*Task prompt*. Print the listing below exactly.

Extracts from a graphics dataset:
----
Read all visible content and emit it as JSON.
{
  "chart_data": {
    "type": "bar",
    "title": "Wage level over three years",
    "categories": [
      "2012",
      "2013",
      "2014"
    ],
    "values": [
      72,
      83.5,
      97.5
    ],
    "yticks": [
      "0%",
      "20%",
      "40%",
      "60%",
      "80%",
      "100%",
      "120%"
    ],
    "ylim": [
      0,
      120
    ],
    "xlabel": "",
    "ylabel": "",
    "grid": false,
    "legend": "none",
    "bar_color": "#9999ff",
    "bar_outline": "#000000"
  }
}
----
*Correct response*.
Read all visible content and emit it as JSON.
{
  "chart_data": {
    "type": "bar",
    "title": "Wage level over three years",
    "categories": [
      "2012",
      "2013",
      "2014"
    ],
    "values": [
      72,
      83.5,
      97.5
    ],
    "yticks": [
      "0%",
      "20%",
      "40%",
      "60%",
      "80%",
      "100%",
      "120%"
    ],
    "ylim": [
      0,
      120
    ],
    "xlabel": "",
    "ylabel": "",
    "grid": false,
    "legend": "none",
    "bar_color": "#9999ff",
    "bar_outline": "#000000"
  }
}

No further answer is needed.